DOCUMENT PASSAGE —
Walker grew impatient with the pace and tone of the Abolitionist movement, of which he was a part, beginning in New England. Slave rebellions such as that of Denmark Vesey seemed to be an answer to the slowness. Injustice was being committed at this very moment -- action was therefore required immediately. This was the tone with which Walker's 'Appeal' was infused. His message was rather shocking to white Americans, and Walker found ways to reach his own people in the South with this message. Vesey and others had used religious meetings as a means of gathering and organising; likewise, they found the Bible rich in material to support their cause. Walker did likewise, seizing upon biblical ideas of deliverance and justice.

Walker found himself becoming unpopular for his outspoken views. Many in the Abolitionist movement purposefully discouraged talk of rebellion, lawbreaking and violence. However, Walker was not convinced that this kind of change was the best in the situation -- he felt strongly that the Black people had to unite and fight, with the full support of God.

Walker further was mistrustful of white people's effort on the behalf of blacks, and doubtful that Southern white men would ever be willing to give up their position of power. Walker noted that even men like Jefferson believed in the racial idea of white superiority. Even in those placed where African-Americans would live as 'free' persons, they seemed forever destined to be in the eyes of the white majority second-class citizens. This to Walker clearly was not right. 'Are we men!! - I ask you, O my brethren! are we men? Did our Creator make us to be slaves to dust and ashes like ourselves?'

Walker began to view whites as the only Americans. He felt the sins of racism and slavery were so intrinsically American that it would be a contradiction for any black person to be an American. This racist sin permeated even through to the churches, which Walker held in contempt for their seeming complacency in the face of on-going injustice.

PROBLEM SET —
1 – In the passage on Walker, which historical figure does Walker note believed in the racial idea of white superiority?
2 – Repeat the passage on Walker between "Walker grew impatient" and "deliverance and justice.", inclusive.
3 – Decide whether each statement agrees with the passage on Walker, and back each yes or no with the deciding words quoted from it.
(a) Many in the Abolitionist movement encouraged talk of rebellion.
(b) Walker held the churches in contempt.
(c) Walker trusted white people's efforts on behalf of blacks.

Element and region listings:
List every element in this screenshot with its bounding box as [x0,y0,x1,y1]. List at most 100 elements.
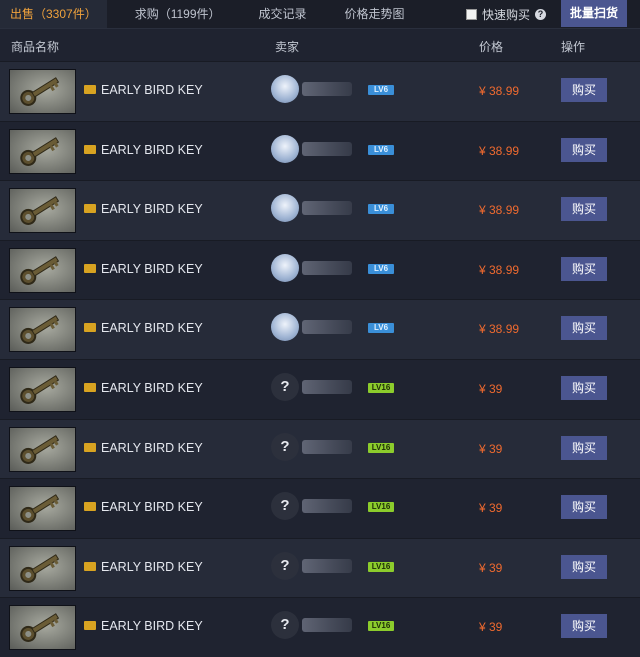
rarity-tag-icon [84,561,96,571]
tab-trade-history[interactable]: 成交记录 [249,0,317,28]
buy-button[interactable]: 购买 [561,375,607,400]
table-row: EARLY BIRD KEY LV6 ¥ 38.99 购买 [0,120,640,181]
bulk-buy-button[interactable]: 批量扫货 [561,0,627,27]
item-price: ¥ 39 [479,441,503,456]
seller-name-blurred [302,439,352,454]
seller-avatar[interactable]: ? [271,492,299,521]
seller-level-badge: LV16 [368,621,394,632]
rarity-tag-icon [84,323,96,333]
quick-buy-checkbox[interactable] [466,9,477,20]
buy-button[interactable]: 购买 [561,78,607,102]
help-icon[interactable]: ? [535,9,547,20]
key-icon [10,547,73,591]
item-name[interactable]: EARLY BIRD KEY [101,441,203,455]
buy-button[interactable]: 购买 [561,554,607,579]
seller-level-badge: LV6 [368,85,394,95]
item-name[interactable]: EARLY BIRD KEY [101,143,203,157]
table-header: 商品名称 卖家 价格 操作 [0,29,640,61]
item-name[interactable]: EARLY BIRD KEY [101,321,203,335]
key-icon [10,70,73,114]
buy-button[interactable]: 购买 [561,316,607,341]
table-row: EARLY BIRD KEY LV6 ¥ 38.99 购买 [0,61,640,121]
seller-name-blurred [302,141,352,156]
tab-price-trend[interactable]: 价格走势图 [335,0,415,28]
column-action: 操作 [561,40,586,54]
seller-avatar[interactable]: ? [271,611,299,640]
table-row: EARLY BIRD KEY? LV16 ¥ 39 购买 [0,597,640,657]
buy-button[interactable]: 购买 [561,197,607,222]
table-row: EARLY BIRD KEY? LV16 ¥ 39 购买 [0,537,640,598]
key-icon [10,249,73,293]
tab-buy-orders[interactable]: 求购（1199件） [125,0,231,28]
item-price: ¥ 39 [479,560,503,575]
seller-avatar[interactable]: ? [271,432,299,461]
item-price: ¥ 38.99 [479,143,520,158]
item-price: ¥ 38.99 [479,203,520,218]
seller-level-badge: LV16 [368,382,394,393]
table-row: EARLY BIRD KEY? LV16 ¥ 39 购买 [0,478,640,538]
key-icon [10,130,73,174]
tab-sell[interactable]: 出售（3307件） [0,0,107,28]
rarity-tag-icon [84,85,96,94]
table-row: EARLY BIRD KEY? LV16 ¥ 39 购买 [0,418,640,479]
seller-level-badge: LV6 [368,204,394,215]
top-tab-bar: 出售（3307件） 求购（1199件） 成交记录 价格走势图 快速购买 ? 批量… [0,0,640,29]
buy-button[interactable]: 购买 [561,137,607,162]
table-row: EARLY BIRD KEY? LV16 ¥ 39 购买 [0,358,640,419]
seller-level-badge: LV6 [368,144,394,155]
seller-name-blurred [302,618,352,633]
column-item: 商品名称 [11,40,60,54]
seller-name-blurred [302,558,352,573]
item-price: ¥ 38.99 [479,262,520,277]
item-price: ¥ 39 [479,381,503,396]
column-price: 价格 [479,40,504,54]
table-row: EARLY BIRD KEY LV6 ¥ 38.99 购买 [0,239,640,300]
seller-avatar[interactable] [271,194,299,223]
key-icon [10,428,73,472]
rarity-tag-icon [84,263,96,273]
seller-name-blurred [302,320,352,335]
item-name[interactable]: EARLY BIRD KEY [101,83,203,97]
rarity-tag-icon [84,144,96,154]
seller-avatar[interactable]: ? [271,551,299,580]
item-name[interactable]: EARLY BIRD KEY [101,560,203,574]
seller-name-blurred [302,260,352,275]
item-price: ¥ 38.99 [479,322,520,337]
seller-level-badge: LV6 [368,323,394,334]
buy-button[interactable]: 购买 [561,495,607,520]
seller-name-blurred [302,499,352,514]
listing-table: EARLY BIRD KEY LV6 ¥ 38.99 购买 EARLY BIRD KEY… [0,61,640,657]
seller-avatar[interactable]: ? [271,372,299,401]
rarity-tag-icon [84,502,96,512]
item-name[interactable]: EARLY BIRD KEY [101,202,203,216]
seller-level-badge: LV16 [368,502,394,513]
key-icon [10,189,73,233]
seller-avatar[interactable] [271,253,299,282]
item-name[interactable]: EARLY BIRD KEY [101,262,203,276]
seller-name-blurred [302,379,352,394]
buy-button[interactable]: 购买 [561,256,607,281]
quick-buy-toggle[interactable]: 快速购买 ? [466,6,547,23]
item-price: ¥ 38.99 [479,84,520,98]
seller-level-badge: LV16 [368,561,394,572]
key-icon [10,368,73,412]
table-row: EARLY BIRD KEY LV6 ¥ 38.99 购买 [0,180,640,240]
item-price: ¥ 39 [479,501,503,516]
item-price: ¥ 39 [479,620,503,635]
key-icon [10,308,73,352]
seller-avatar[interactable] [271,313,299,342]
item-name[interactable]: EARLY BIRD KEY [101,619,203,633]
buy-button[interactable]: 购买 [561,614,607,639]
seller-level-badge: LV16 [368,442,394,453]
item-name[interactable]: EARLY BIRD KEY [101,500,203,514]
item-name[interactable]: EARLY BIRD KEY [101,381,203,395]
seller-avatar[interactable] [271,134,299,163]
seller-level-badge: LV6 [368,263,394,274]
seller-name-blurred [302,201,352,216]
seller-avatar[interactable] [271,75,299,103]
rarity-tag-icon [84,204,96,214]
table-row: EARLY BIRD KEY LV6 ¥ 38.99 购买 [0,299,640,359]
rarity-tag-icon [84,621,96,631]
buy-button[interactable]: 购买 [561,435,607,460]
rarity-tag-icon [84,442,96,452]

SOLUTIONS TO THE PROBLEMS —
1 – Jefferson

2 –
Walker grew impatient with the pace and tone of the Abolitionist movement, of which he was a part, beginning in New England. Slave rebellions such as that of Denmark Vesey seemed to be an answer to the slowness. Injustice was being committed at this very moment -- action was therefore required immediately. This was the tone with which Walker's 'Appeal' was infused. His message was rather shocking to white Americans, and Walker found ways to reach his own people in the South with this message. Vesey and others had used religious meetings as a means of gathering and organising; likewise, they found the Bible rich in material to support their cause. Walker did likewise, seizing upon biblical ideas of deliverance and justice.

3 –
(a) No: "Many in the Abolitionist movement purposefully discouraged talk of rebellion, lawbreaking and violence."
(b) Yes: "the churches, which Walker held in contempt for their seeming complacency in the face of on-going injustice."
(c) No: "Walker further was mistrustful of white people's effort on the behalf of blacks."